Stated exercise
Pick out all lines of the entries that include the word "close" and copy them.
## Begin Data
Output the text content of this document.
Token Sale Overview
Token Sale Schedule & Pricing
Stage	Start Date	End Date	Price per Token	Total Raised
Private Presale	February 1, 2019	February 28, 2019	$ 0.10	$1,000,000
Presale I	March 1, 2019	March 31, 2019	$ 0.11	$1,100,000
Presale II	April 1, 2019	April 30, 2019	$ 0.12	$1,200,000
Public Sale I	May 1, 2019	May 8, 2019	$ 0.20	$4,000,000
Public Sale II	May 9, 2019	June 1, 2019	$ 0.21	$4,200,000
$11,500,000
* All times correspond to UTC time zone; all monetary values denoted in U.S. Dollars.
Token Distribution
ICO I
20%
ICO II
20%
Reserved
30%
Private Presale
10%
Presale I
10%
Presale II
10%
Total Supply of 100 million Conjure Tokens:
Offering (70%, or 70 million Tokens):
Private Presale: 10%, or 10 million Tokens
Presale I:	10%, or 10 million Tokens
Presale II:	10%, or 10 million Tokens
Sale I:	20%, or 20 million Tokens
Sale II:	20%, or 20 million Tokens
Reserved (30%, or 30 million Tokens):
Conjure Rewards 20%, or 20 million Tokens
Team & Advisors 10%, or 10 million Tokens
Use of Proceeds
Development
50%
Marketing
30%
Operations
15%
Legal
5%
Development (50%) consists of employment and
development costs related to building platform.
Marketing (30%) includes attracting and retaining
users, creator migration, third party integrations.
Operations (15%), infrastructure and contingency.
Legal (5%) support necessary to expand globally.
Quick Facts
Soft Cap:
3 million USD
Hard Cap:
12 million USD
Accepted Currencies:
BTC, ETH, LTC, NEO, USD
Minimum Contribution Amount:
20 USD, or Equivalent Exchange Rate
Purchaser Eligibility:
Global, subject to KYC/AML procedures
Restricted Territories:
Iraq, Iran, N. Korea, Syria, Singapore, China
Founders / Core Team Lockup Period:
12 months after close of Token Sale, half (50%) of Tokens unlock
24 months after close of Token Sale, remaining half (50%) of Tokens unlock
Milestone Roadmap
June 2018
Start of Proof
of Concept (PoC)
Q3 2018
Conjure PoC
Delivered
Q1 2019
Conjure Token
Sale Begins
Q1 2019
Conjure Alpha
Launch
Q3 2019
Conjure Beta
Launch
## End Data
Output
12 months after close of Token Sale, half (50%) of Tokens unlock
24 months after close of Token Sale, remaining half (50%) of Tokens unlock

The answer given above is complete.